Given problem: Return all lines below containing the word "федеральный".

>> start

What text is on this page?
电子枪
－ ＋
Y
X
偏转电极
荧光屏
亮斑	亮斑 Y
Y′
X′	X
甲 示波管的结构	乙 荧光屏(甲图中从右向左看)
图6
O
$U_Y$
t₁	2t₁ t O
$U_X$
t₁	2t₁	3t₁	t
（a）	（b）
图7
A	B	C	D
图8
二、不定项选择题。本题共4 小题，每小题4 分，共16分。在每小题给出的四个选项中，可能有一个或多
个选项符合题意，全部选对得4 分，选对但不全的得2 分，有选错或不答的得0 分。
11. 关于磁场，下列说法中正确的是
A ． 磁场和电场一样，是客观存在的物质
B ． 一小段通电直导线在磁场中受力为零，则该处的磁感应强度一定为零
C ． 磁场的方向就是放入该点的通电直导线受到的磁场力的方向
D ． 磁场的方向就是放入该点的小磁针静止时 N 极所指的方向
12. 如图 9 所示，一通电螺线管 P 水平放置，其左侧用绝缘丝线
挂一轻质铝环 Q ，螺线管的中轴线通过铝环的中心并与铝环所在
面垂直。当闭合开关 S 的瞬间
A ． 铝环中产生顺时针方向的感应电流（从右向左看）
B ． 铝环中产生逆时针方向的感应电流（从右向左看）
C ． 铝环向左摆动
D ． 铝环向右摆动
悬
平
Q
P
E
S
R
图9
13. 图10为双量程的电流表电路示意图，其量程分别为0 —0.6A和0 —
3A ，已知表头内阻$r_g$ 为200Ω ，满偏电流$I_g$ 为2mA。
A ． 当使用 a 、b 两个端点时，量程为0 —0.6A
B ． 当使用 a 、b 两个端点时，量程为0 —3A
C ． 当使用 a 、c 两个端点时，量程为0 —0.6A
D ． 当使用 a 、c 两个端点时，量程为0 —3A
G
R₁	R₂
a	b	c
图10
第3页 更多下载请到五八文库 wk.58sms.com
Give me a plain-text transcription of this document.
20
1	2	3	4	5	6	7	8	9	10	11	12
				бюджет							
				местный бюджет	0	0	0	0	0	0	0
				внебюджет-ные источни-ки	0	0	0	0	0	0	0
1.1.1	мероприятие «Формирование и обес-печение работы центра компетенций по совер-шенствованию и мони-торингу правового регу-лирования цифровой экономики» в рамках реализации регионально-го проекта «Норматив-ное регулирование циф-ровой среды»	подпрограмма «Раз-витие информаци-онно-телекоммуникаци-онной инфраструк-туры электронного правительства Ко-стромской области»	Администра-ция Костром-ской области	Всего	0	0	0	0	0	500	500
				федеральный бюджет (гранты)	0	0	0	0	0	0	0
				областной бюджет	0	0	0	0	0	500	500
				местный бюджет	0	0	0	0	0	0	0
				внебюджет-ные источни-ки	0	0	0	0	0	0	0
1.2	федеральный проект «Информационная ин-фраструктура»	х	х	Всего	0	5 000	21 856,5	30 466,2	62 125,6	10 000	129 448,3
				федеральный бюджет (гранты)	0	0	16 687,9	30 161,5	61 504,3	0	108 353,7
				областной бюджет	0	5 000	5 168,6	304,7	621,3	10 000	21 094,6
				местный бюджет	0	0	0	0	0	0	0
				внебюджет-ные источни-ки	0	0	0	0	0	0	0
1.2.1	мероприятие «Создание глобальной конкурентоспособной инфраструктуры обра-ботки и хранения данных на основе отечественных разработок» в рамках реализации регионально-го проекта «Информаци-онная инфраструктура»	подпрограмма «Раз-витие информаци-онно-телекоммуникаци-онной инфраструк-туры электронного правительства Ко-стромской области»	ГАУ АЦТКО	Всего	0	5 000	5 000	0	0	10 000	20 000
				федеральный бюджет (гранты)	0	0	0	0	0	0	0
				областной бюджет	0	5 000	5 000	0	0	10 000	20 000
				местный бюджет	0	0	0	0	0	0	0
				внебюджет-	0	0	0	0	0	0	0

>> end

Solution for this task:
				федеральный бюджет (гранты)	0	0	0	0	0	0	0
1.2	федеральный проект «Информационная ин-фраструктура»	х	х	Всего	0	5 000	21 856,5	30 466,2	62 125,6	10 000	129 448,3
				федеральный бюджет (гранты)	0	0	16 687,9	30 161,5	61 504,3	0	108 353,7
				федеральный бюджет (гранты)	0	0	0	0	0	0	0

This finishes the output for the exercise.